### TASK GOAL:
Will you extract the entries word for word? Images should not appear in the copy.

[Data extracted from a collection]
================

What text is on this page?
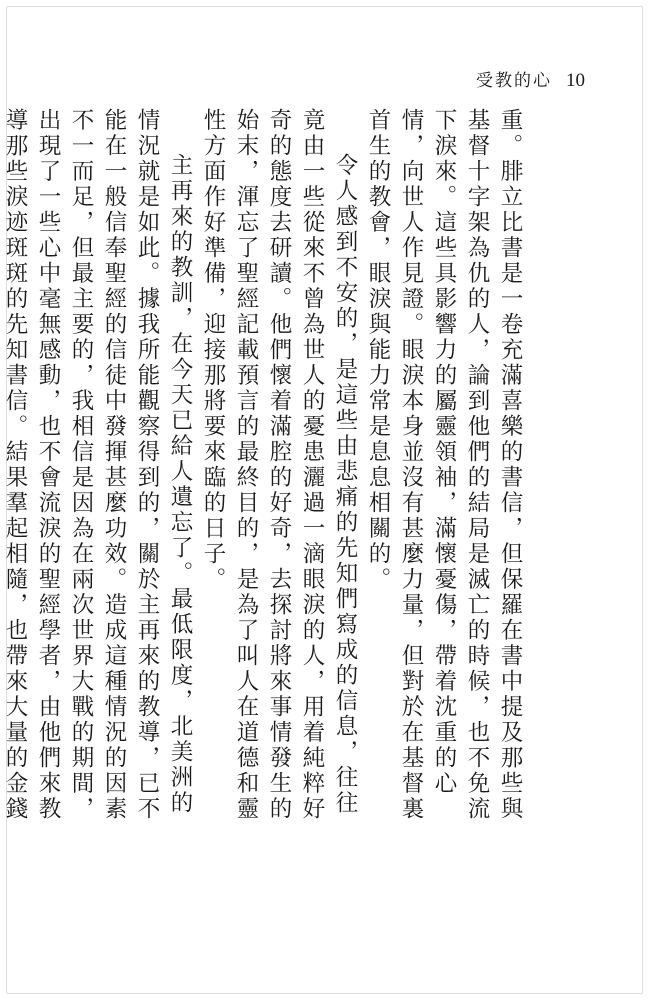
受教的心 10

重。腓立比書是一卷充滿喜樂的書信，但保羅在書中提及那些與基督十字架為仇的人，論到他們的結局是滅亡的時候，也不免流下淚來。這些具影響力的屬靈領袖，滿懷憂傷，帶着沈重的心情，向世人作見證。眼淚本身並沒有甚麼力量，但對於在基督裏首生的教會，眼淚與能力常是息息相關的。

令人感到不安的，是這些由悲痛的先知們寫成的信息，往往竟由一些從來不曾為世人的憂患灑過一滴眼淚的人，用着純粹好奇的態度去研讀。他們懷着滿腔的好奇，去探討將來事情發生的始末，渾忘了聖經記載預言的最終目的，是為了叫人在道德和靈性方面作好準備，迎接那將要來臨的日子。

主再來的教訓，在今天已給人遺忘了。最低限度，北美洲的情況就是如此。據我所能觀察得到的，關於主再來的教導，已不能在一般信奉聖經的信徒中發揮甚麼功效。造成這種情況的因素不一而足，但最主要的，我相信是因為在兩次世界大戰的期間，出現了一些心中毫無感動，也不會流淚的聖經學者，由他們來教導那些淚迹斑斑的先知書信。結果羣起相隨，也帶來大量的金錢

================

### TASK SOLUTION:
What text is on this page?
受教的心 10

重。腓立比書是一卷充滿喜樂的書信，但保羅在書中提及那些與基督十字架為仇的人，論到他們的結局是滅亡的時候，也不免流下淚來。這些具影響力的屬靈領袖，滿懷憂傷，帶着沈重的心情，向世人作見證。眼淚本身並沒有甚麼力量，但對於在基督裏首生的教會，眼淚與能力常是息息相關的。

令人感到不安的，是這些由悲痛的先知們寫成的信息，往往竟由一些從來不曾為世人的憂患灑過一滴眼淚的人，用着純粹好奇的態度去研讀。他們懷着滿腔的好奇，去探討將來事情發生的始末，渾忘了聖經記載預言的最終目的，是為了叫人在道德和靈性方面作好準備，迎接那將要來臨的日子。

主再來的教訓，在今天已給人遺忘了。最低限度，北美洲的情況就是如此。據我所能觀察得到的，關於主再來的教導，已不能在一般信奉聖經的信徒中發揮甚麼功效。造成這種情況的因素不一而足，但最主要的，我相信是因為在兩次世界大戰的期間，出現了一些心中毫無感動，也不會流淚的聖經學者，由他們來教導那些淚迹斑斑的先知書信。結果羣起相隨，也帶來大量的金錢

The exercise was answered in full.